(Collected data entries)
══════════

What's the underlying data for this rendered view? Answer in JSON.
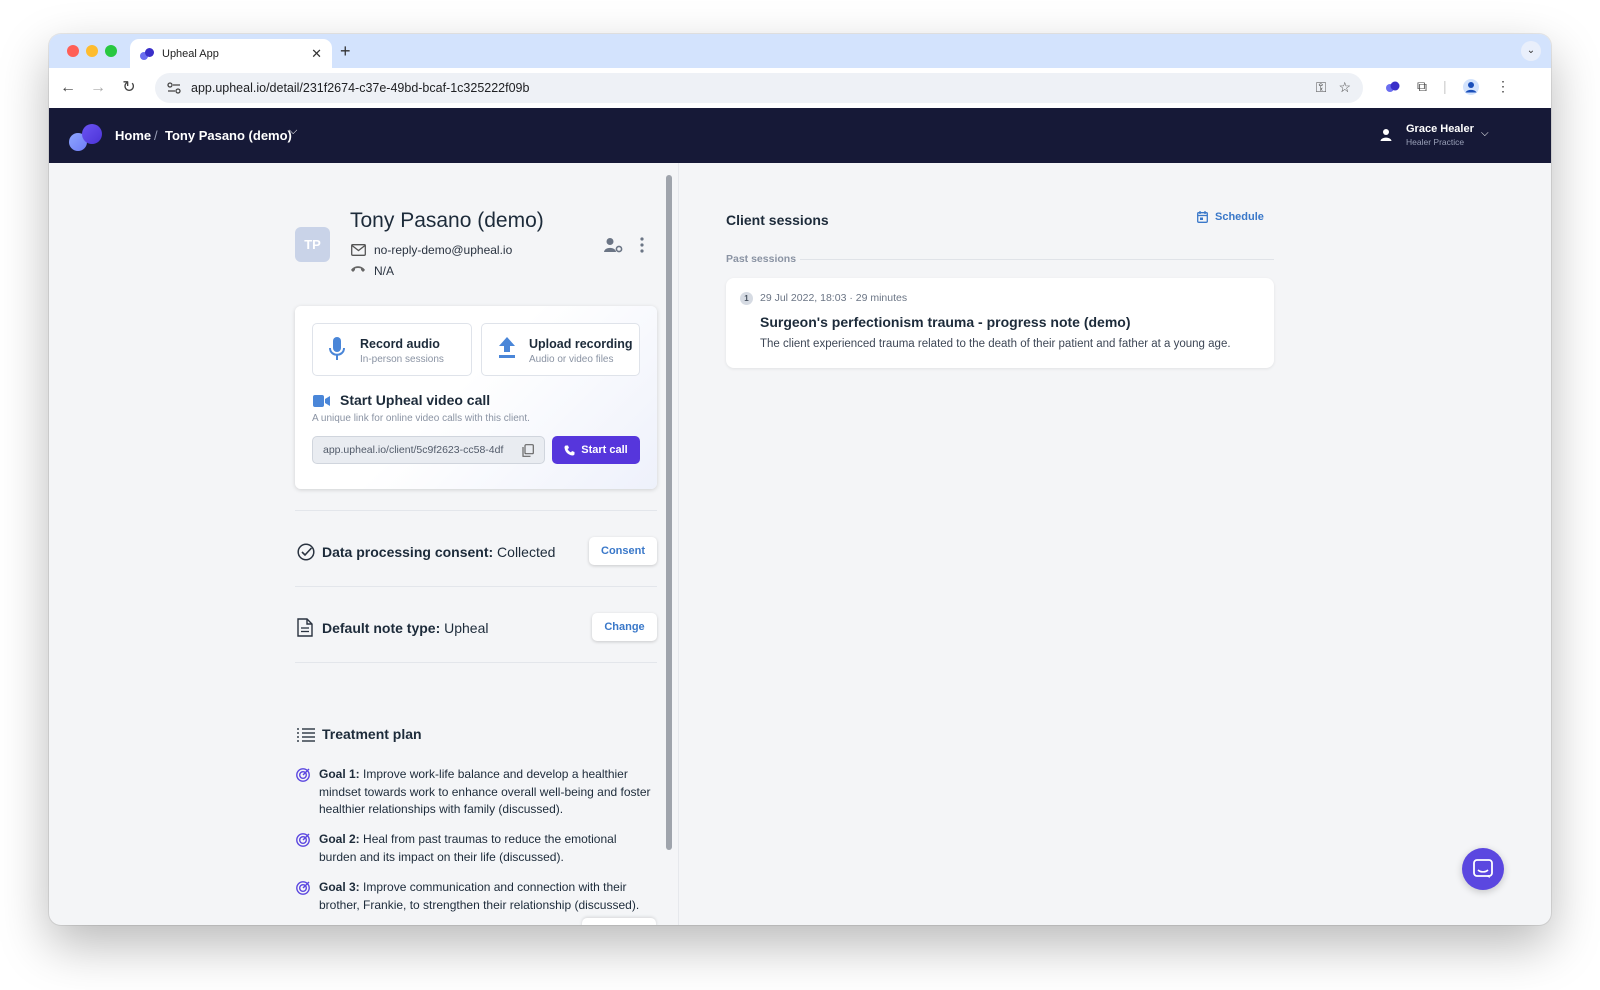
{
  "browser": {
    "tab_title": "Upheal App",
    "url": "app.upheal.io/detail/231f2674-c37e-49bd-bcaf-1c325222f09b"
  },
  "header": {
    "breadcrumb_home": "Home",
    "breadcrumb_separator": "/",
    "breadcrumb_client": "Tony Pasano (demo)",
    "user_name": "Grace Healer",
    "user_practice": "Healer Practice"
  },
  "client": {
    "initials": "TP",
    "name": "Tony Pasano (demo)",
    "email": "no-reply-demo@upheal.io",
    "phone": "N/A"
  },
  "actions": {
    "record_title": "Record audio",
    "record_sub": "In-person sessions",
    "upload_title": "Upload recording",
    "upload_sub": "Audio or video files",
    "video_title": "Start Upheal video call",
    "video_sub": "A unique link for online video calls with this client.",
    "video_link": "app.upheal.io/client/5c9f2623-cc58-4df",
    "start_call_label": "Start call"
  },
  "consent": {
    "label": "Data processing consent:",
    "value": "Collected",
    "button": "Consent"
  },
  "note_type": {
    "label": "Default note type:",
    "value": "Upheal",
    "button": "Change"
  },
  "treatment_plan": {
    "title": "Treatment plan",
    "goals": [
      {
        "label": "Goal 1:",
        "text": "Improve work-life balance and develop a healthier mindset towards work to enhance overall well-being and foster healthier relationships with family (discussed)."
      },
      {
        "label": "Goal 2:",
        "text": "Heal from past traumas to reduce the emotional burden and its impact on their life (discussed)."
      },
      {
        "label": "Goal 3:",
        "text": "Improve communication and connection with their brother, Frankie, to strengthen their relationship (discussed)."
      }
    ]
  },
  "sessions": {
    "title": "Client sessions",
    "schedule_label": "Schedule",
    "past_label": "Past sessions",
    "items": [
      {
        "number": "1",
        "meta": "29 Jul 2022, 18:03 · 29 minutes",
        "title": "Surgeon's perfectionism trauma - progress note (demo)",
        "description": "The client experienced trauma related to the death of their patient and father at a young age."
      }
    ]
  },
  "colors": {
    "accent": "#5636dc",
    "header_bg": "#161937",
    "link_blue": "#3a78c9"
  },
  "icons": [
    "mic-icon",
    "upload-icon",
    "video-camera-icon",
    "copy-icon",
    "phone-icon",
    "check-circle-icon",
    "document-icon",
    "list-icon",
    "target-icon",
    "calendar-icon",
    "chat-icon"
  ]
}
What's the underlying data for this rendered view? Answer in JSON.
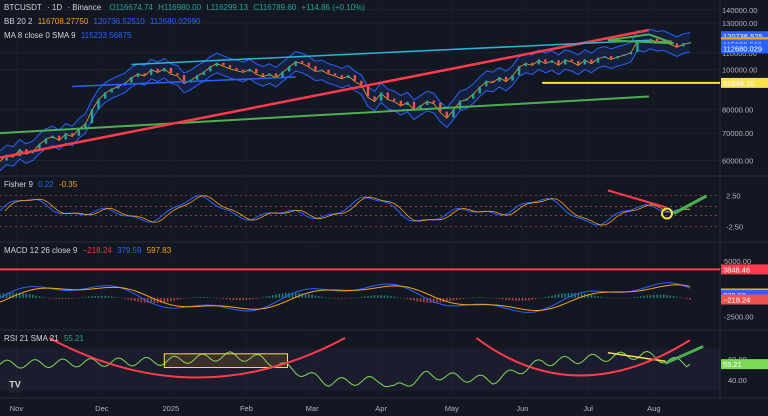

══════════

- [Written instruction] Transcribe all the data word for word; the images stay out.

- [Answer to this task]
What's the underlying data for this rendered view? Answer in JSON.
{
  "browser": {
    "tab_title": "Upheal App",
    "url": "app.upheal.io/detail/231f2674-c37e-49bd-bcaf-1c325222f09b"
  },
  "header": {
    "breadcrumb_home": "Home",
    "breadcrumb_separator": "/",
    "breadcrumb_client": "Tony Pasano (demo)",
    "user_name": "Grace Healer",
    "user_practice": "Healer Practice"
  },
  "client": {
    "initials": "TP",
    "name": "Tony Pasano (demo)",
    "email": "no-reply-demo@upheal.io",
    "phone": "N/A"
  },
  "actions": {
    "record_title": "Record audio",
    "record_sub": "In-person sessions",
    "upload_title": "Upload recording",
    "upload_sub": "Audio or video files",
    "video_title": "Start Upheal video call",
    "video_sub": "A unique link for online video calls with this client.",
    "video_link": "app.upheal.io/client/5c9f2623-cc58-4df",
    "start_call_label": "Start call"
  },
  "consent": {
    "label": "Data processing consent:",
    "value": "Collected",
    "button": "Consent"
  },
  "note_type": {
    "label": "Default note type:",
    "value": "Upheal",
    "button": "Change"
  },
  "treatment_plan": {
    "title": "Treatment plan",
    "goals": [
      {
        "label": "Goal 1:",
        "text": "Improve work-life balance and develop a healthier mindset towards work to enhance overall well-being and foster healthier relationships with family (discussed)."
      },
      {
        "label": "Goal 2:",
        "text": "Heal from past traumas to reduce the emotional burden and its impact on their life (discussed)."
      },
      {
        "label": "Goal 3:",
        "text": "Improve communication and connection with their brother, Frankie, to strengthen their relationship (discussed)."
      }
    ]
  },
  "sessions": {
    "title": "Client sessions",
    "schedule_label": "Schedule",
    "past_label": "Past sessions",
    "items": [
      {
        "number": "1",
        "meta": "29 Jul 2022, 18:03 · 29 minutes",
        "title": "Surgeon's perfectionism trauma - progress note (demo)",
        "description": "The client experienced trauma related to the death of their patient and father at a young age."
      }
    ]
  },
  "colors": {
    "accent": "#5636dc",
    "header_bg": "#161937",
    "link_blue": "#3a78c9"
  },
  "icons": [
    "mic-icon",
    "upload-icon",
    "video-camera-icon",
    "copy-icon",
    "phone-icon",
    "check-circle-icon",
    "document-icon",
    "list-icon",
    "target-icon",
    "calendar-icon",
    "chat-icon"
  ]
}
What's the underlying data for this rendered view? Answer in JSON.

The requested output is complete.